Locate all lines in the data below that hold "which" and show them.

Data entries:
───

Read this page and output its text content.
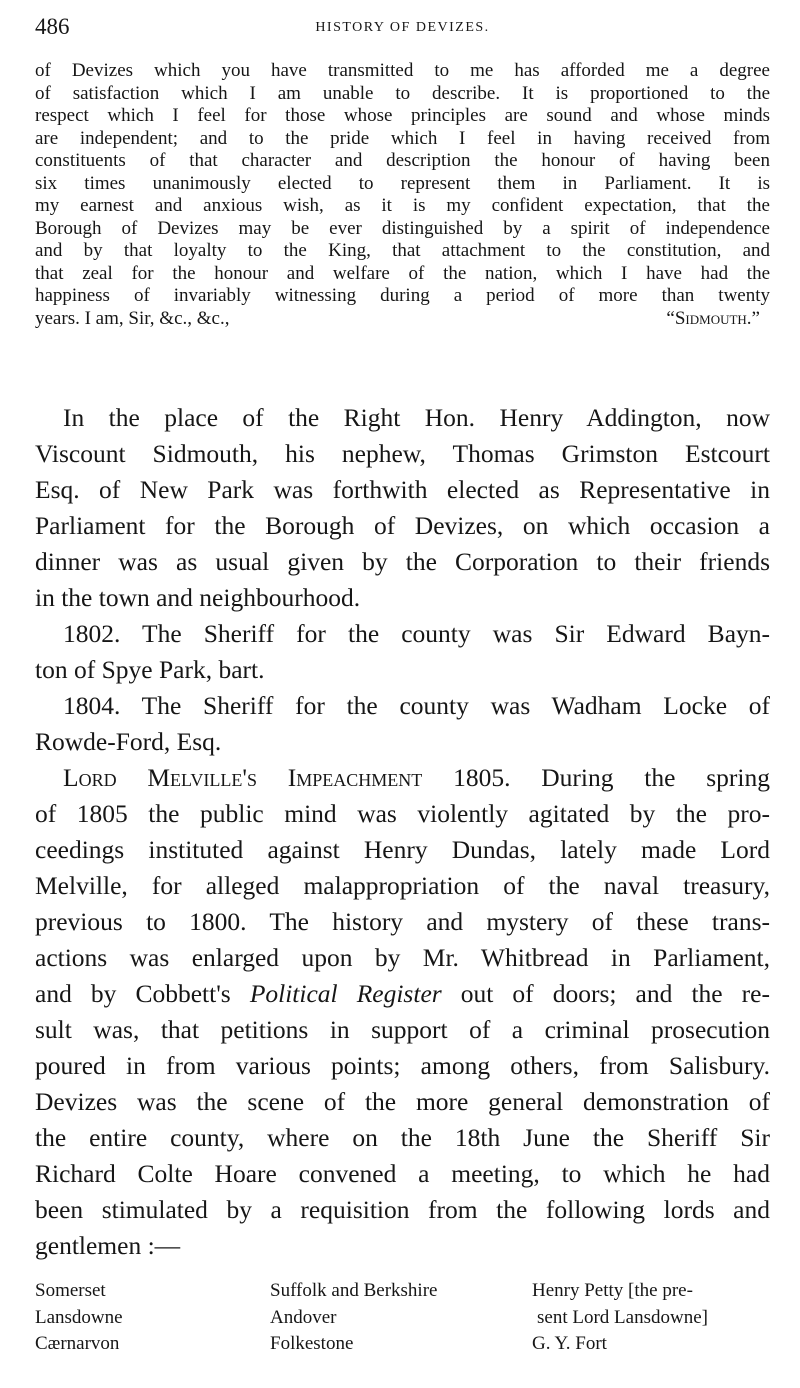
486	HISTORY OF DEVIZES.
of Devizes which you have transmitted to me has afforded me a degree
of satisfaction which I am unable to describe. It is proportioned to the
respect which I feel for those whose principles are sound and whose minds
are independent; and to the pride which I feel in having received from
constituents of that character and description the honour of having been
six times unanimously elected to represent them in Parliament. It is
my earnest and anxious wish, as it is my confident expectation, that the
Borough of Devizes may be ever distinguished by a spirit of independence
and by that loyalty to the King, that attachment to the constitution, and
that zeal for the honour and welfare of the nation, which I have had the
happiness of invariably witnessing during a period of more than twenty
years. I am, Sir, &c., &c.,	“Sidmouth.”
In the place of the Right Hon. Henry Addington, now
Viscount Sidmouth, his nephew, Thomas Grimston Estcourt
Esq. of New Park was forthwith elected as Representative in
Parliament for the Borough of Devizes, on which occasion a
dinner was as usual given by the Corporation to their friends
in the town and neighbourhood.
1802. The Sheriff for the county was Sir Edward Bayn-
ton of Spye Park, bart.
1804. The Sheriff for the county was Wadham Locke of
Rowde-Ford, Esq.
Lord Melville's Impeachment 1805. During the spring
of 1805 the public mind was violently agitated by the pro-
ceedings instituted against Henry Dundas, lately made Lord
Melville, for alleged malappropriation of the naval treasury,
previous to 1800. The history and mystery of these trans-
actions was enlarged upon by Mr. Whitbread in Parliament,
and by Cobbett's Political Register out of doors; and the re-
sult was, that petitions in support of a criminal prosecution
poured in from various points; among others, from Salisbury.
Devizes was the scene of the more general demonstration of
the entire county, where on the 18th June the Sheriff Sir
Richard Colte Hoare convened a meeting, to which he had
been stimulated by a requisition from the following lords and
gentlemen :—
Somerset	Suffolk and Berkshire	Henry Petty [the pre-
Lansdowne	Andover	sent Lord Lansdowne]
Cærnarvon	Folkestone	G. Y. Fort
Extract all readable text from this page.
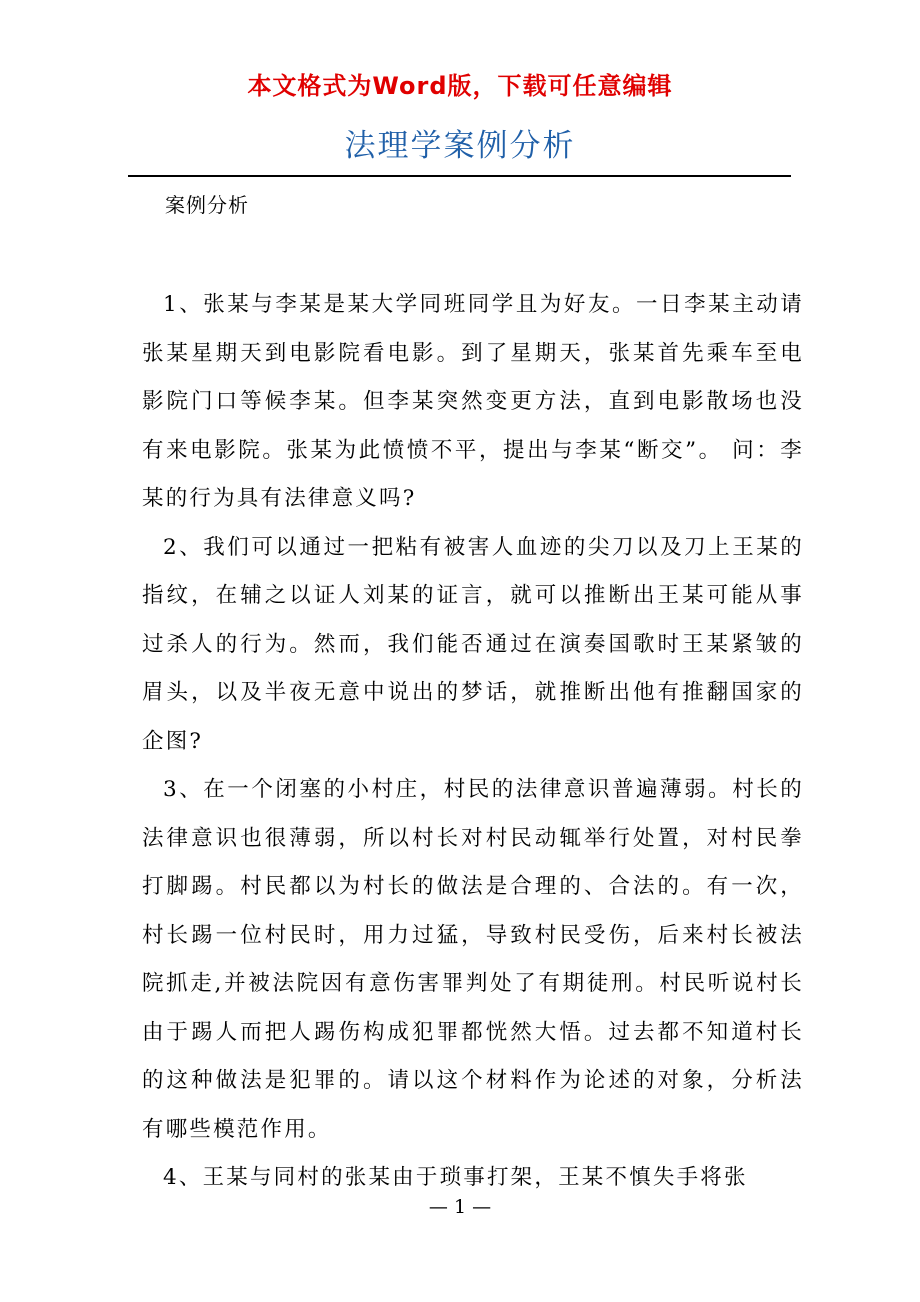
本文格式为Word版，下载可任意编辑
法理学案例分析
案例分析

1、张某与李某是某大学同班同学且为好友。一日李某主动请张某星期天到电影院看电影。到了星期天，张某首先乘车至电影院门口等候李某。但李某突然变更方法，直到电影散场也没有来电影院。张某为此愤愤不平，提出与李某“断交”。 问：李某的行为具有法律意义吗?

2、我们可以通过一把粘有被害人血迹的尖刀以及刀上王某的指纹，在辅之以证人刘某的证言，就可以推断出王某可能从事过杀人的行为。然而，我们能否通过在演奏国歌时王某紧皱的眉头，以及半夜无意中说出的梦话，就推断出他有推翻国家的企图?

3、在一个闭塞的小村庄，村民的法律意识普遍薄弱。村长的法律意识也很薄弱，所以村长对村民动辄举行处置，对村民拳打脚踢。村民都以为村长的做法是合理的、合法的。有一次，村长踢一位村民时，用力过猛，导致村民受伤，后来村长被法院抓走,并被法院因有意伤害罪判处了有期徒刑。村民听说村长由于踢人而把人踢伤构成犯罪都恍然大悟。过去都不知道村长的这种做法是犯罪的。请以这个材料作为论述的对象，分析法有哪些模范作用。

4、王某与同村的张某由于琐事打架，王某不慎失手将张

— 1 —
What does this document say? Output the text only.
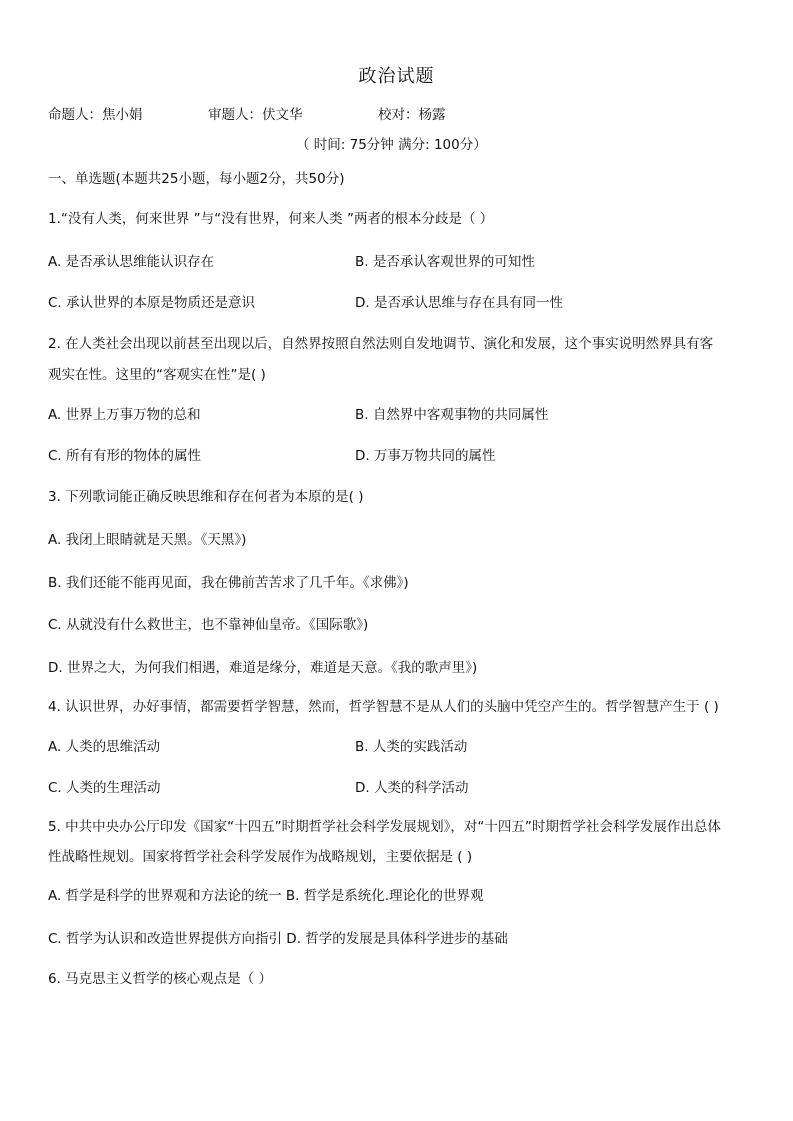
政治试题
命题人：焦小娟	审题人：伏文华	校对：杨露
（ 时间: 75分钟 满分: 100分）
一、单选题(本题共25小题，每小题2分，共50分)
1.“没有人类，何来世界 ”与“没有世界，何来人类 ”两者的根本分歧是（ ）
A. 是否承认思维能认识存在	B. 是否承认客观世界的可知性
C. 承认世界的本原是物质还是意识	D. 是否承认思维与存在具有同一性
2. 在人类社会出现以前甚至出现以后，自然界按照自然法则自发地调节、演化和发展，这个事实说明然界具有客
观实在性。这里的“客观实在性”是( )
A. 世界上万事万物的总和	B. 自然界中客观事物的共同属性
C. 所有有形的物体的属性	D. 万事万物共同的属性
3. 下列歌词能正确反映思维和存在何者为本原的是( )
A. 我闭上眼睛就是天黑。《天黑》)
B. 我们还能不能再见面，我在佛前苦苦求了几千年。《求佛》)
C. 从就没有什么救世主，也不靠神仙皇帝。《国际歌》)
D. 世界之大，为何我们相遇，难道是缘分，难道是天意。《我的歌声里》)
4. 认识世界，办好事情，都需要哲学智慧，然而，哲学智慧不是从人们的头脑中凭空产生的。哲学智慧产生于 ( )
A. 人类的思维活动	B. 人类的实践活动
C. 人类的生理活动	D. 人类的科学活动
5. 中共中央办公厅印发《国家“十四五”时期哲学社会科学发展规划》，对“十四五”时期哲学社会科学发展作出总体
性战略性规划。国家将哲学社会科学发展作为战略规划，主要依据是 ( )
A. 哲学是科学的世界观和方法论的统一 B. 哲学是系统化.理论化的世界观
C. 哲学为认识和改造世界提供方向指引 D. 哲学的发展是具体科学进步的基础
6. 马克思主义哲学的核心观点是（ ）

───

* OUTPUT FOR THIS TASK
of Devizes which you have transmitted to me has afforded me a degree
of satisfaction which I am unable to describe. It is proportioned to the
respect which I feel for those whose principles are sound and whose minds
are independent; and to the pride which I feel in having received from
that zeal for the honour and welfare of the nation, which I have had the
Parliament for the Borough of Devizes, on which occasion a
Richard Colte Hoare convened a meeting, to which he had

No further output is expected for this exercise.